> _Aim of the task_
Copy all the entries word for word, but omit the pictures.
-----
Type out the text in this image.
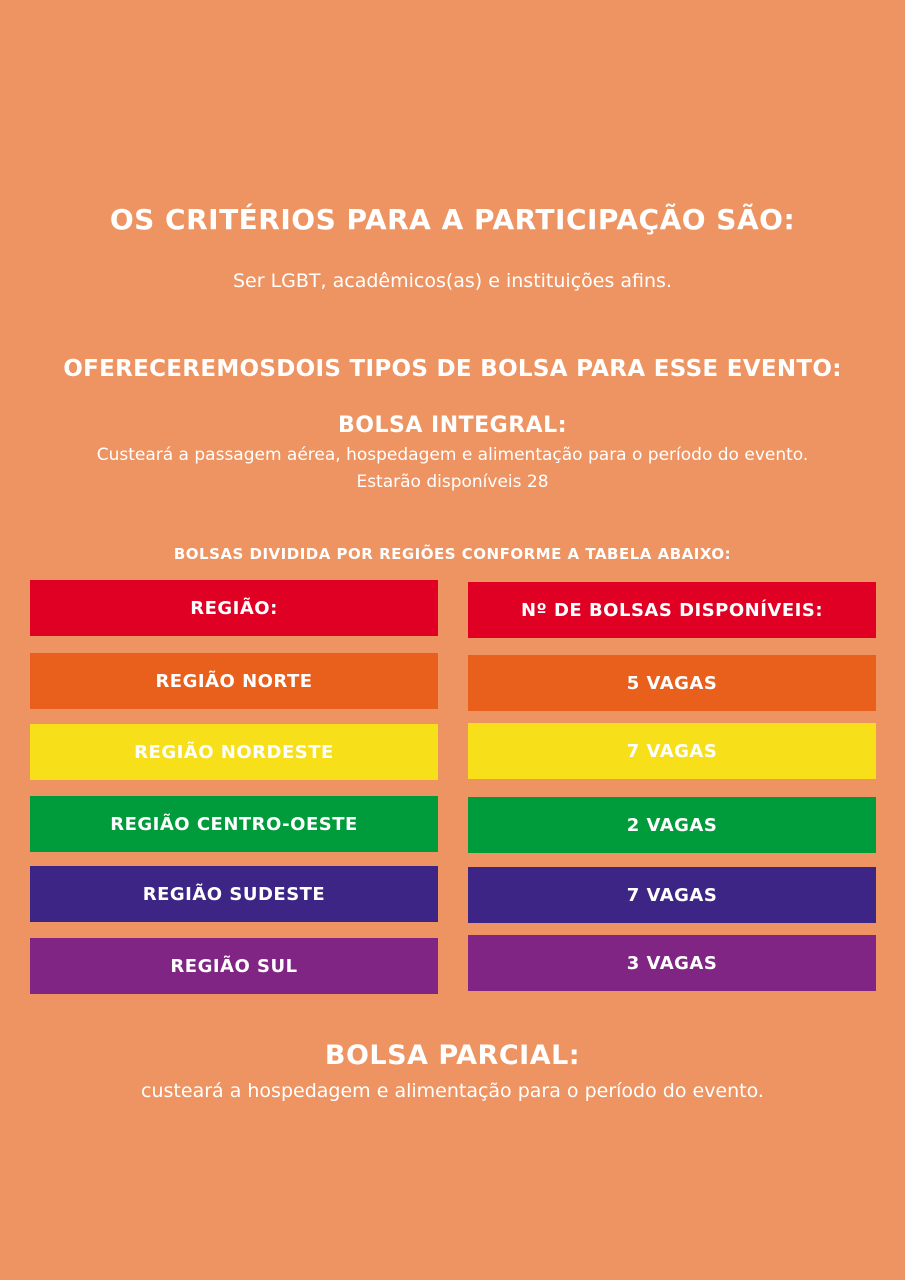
OS CRITÉRIOS PARA A PARTICIPAÇÃO SÃO:
Ser LGBT, acadêmicos(as) e instituições afins.
OFERECEREMOSDOIS TIPOS DE BOLSA PARA ESSE EVENTO:
BOLSA INTEGRAL:
Custeará a passagem aérea, hospedagem e alimentação para o período do evento.
Estarão disponíveis 28
BOLSAS DIVIDIDA POR REGIÕES CONFORME A TABELA ABAIXO:
REGIÃO:	Nº DE BOLSAS DISPONÍVEIS:
REGIÃO NORTE	5 VAGAS
REGIÃO NORDESTE	7 VAGAS
REGIÃO CENTRO-OESTE	2 VAGAS
REGIÃO SUDESTE	7 VAGAS
REGIÃO SUL	3 VAGAS
BOLSA PARCIAL:
custeará a hospedagem e alimentação para o período do evento.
-----
> _Written response_
Type out the text in this image.
OS CRITÉRIOS PARA A PARTICIPAÇÃO SÃO:
Ser LGBT, acadêmicos(as) e instituições afins.
OFERECEREMOSDOIS TIPOS DE BOLSA PARA ESSE EVENTO:
BOLSA INTEGRAL:
Custeará a passagem aérea, hospedagem e alimentação para o período do evento.
Estarão disponíveis 28
BOLSAS DIVIDIDA POR REGIÕES CONFORME A TABELA ABAIXO:
REGIÃO:	Nº DE BOLSAS DISPONÍVEIS:
REGIÃO NORTE	5 VAGAS
REGIÃO NORDESTE	7 VAGAS
REGIÃO CENTRO-OESTE	2 VAGAS
REGIÃO SUDESTE	7 VAGAS
REGIÃO SUL	3 VAGAS
BOLSA PARCIAL:
custeará a hospedagem e alimentação para o período do evento.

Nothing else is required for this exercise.